What you have to do: Search the listing for "émoucheur" and copy every line where it appears.

Materials provided:
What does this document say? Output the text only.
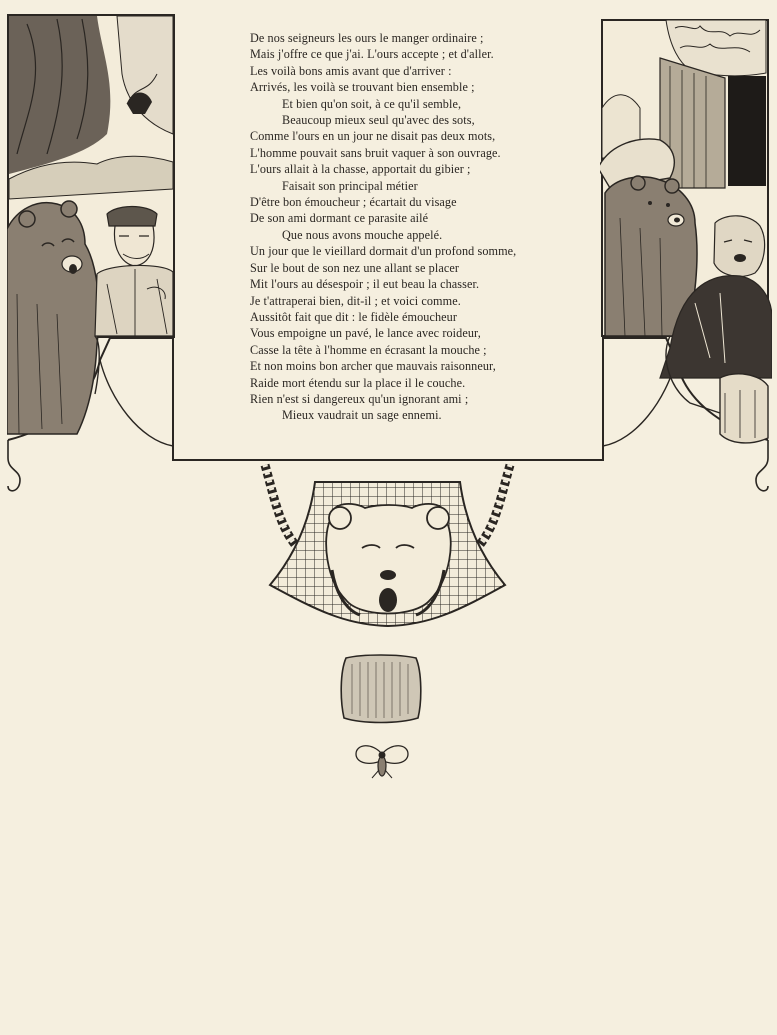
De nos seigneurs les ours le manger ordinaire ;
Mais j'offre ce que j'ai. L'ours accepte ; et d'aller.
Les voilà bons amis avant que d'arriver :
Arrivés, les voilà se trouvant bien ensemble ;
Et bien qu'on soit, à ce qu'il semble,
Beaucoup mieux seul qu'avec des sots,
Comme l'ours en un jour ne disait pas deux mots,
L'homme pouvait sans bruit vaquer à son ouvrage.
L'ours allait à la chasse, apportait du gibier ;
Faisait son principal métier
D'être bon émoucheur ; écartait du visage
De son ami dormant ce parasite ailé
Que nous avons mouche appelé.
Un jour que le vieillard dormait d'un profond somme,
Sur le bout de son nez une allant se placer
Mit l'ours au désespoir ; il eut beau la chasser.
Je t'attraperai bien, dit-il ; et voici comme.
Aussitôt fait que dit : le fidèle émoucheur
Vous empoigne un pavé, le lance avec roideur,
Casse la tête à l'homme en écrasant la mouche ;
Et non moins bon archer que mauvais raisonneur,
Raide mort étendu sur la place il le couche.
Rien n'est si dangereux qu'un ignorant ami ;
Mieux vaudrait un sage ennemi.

...

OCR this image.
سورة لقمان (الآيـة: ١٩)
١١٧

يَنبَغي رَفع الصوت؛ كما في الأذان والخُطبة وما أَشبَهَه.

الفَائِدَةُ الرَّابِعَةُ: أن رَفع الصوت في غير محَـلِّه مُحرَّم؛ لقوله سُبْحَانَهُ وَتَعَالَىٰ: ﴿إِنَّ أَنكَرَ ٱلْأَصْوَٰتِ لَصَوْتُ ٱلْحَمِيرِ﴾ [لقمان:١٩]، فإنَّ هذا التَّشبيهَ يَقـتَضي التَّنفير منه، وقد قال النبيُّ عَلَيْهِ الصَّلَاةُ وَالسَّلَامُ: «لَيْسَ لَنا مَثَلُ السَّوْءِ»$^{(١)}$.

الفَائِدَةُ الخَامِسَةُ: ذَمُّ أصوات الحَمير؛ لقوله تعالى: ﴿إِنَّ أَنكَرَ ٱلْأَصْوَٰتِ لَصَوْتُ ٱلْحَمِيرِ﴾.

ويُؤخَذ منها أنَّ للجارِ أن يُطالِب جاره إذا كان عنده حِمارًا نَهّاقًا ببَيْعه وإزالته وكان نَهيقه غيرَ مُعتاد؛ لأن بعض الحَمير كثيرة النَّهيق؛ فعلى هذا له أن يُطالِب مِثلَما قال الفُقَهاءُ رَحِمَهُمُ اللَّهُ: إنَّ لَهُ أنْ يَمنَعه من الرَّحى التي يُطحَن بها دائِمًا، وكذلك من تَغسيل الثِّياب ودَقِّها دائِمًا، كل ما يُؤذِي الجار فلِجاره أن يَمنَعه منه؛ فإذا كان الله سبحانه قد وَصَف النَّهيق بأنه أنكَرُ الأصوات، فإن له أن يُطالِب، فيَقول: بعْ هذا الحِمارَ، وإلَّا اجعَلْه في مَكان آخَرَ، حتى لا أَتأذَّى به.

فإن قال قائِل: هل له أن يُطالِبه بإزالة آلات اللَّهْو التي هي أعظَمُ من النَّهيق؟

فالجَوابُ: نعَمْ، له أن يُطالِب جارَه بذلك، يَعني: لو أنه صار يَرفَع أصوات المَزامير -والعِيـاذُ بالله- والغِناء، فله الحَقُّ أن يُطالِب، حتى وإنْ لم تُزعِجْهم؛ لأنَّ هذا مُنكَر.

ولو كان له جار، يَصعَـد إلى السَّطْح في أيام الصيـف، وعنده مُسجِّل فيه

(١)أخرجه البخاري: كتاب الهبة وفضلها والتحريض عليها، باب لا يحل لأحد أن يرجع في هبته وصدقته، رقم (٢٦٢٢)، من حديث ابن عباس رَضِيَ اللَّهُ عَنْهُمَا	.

--

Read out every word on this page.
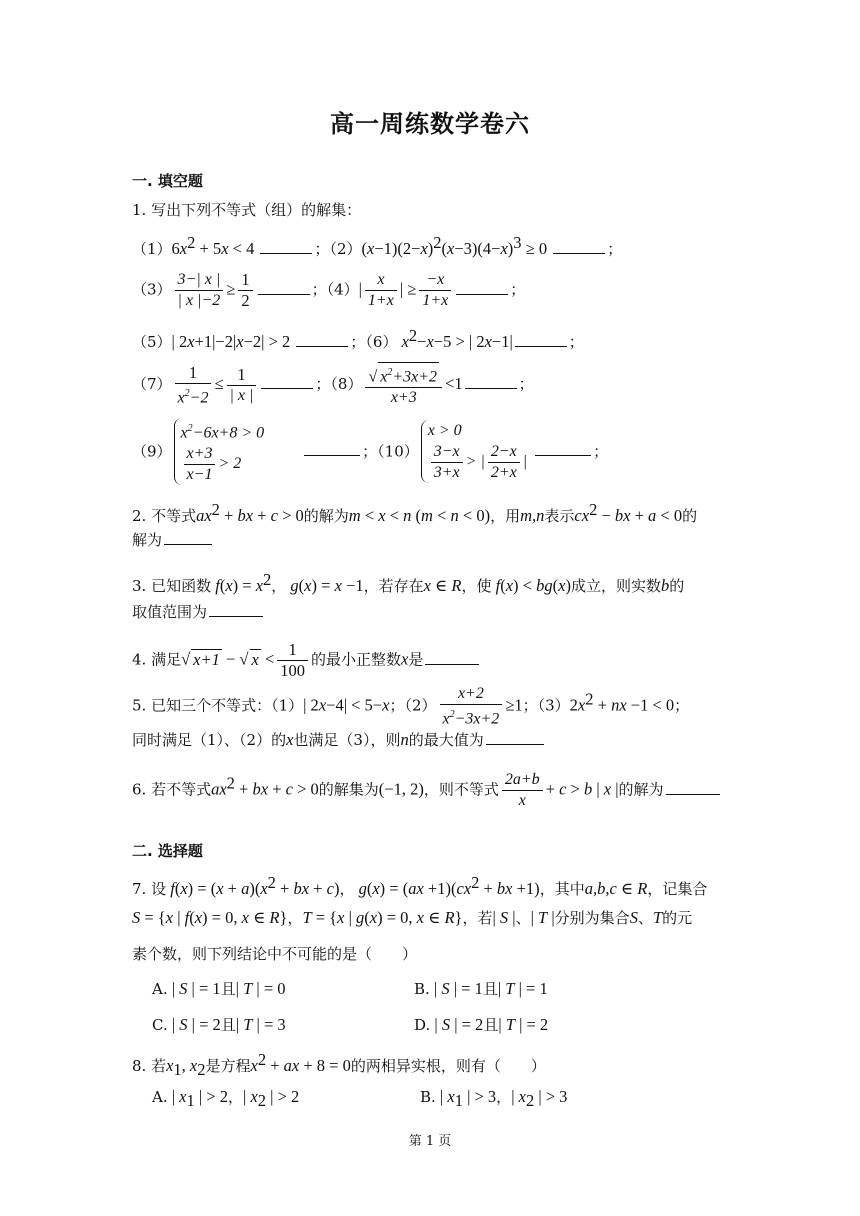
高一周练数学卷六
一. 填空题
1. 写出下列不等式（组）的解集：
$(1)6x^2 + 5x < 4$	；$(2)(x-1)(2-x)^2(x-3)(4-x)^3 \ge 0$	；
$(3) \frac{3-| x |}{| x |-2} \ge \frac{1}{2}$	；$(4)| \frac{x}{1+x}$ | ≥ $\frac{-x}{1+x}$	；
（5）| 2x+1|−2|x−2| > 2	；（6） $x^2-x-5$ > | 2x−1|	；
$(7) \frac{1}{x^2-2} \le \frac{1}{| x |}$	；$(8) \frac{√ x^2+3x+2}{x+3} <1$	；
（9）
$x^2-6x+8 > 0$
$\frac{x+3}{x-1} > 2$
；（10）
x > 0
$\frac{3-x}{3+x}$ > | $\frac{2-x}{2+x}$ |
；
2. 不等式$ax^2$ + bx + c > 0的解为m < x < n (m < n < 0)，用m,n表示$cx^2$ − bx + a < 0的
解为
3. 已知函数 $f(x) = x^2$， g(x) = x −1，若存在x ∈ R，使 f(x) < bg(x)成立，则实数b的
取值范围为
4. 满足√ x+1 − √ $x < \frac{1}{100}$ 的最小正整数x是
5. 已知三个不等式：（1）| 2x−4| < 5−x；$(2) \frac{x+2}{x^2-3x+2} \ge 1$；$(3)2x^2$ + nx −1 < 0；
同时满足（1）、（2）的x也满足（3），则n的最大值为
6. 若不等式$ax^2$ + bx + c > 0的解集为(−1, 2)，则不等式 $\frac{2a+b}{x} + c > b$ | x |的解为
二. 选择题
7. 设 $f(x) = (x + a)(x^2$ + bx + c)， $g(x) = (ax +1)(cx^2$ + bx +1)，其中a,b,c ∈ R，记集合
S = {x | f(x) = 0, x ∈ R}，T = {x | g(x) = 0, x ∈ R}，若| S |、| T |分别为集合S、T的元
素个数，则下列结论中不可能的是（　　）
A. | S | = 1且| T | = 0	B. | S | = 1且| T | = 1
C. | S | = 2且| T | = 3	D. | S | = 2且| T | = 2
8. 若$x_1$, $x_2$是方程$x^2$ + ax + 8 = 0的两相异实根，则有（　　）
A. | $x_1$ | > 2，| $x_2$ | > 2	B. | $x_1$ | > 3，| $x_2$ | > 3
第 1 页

Final result:
D'être bon émoucheur ; écartait du visage
Aussitôt fait que dit : le fidèle émoucheur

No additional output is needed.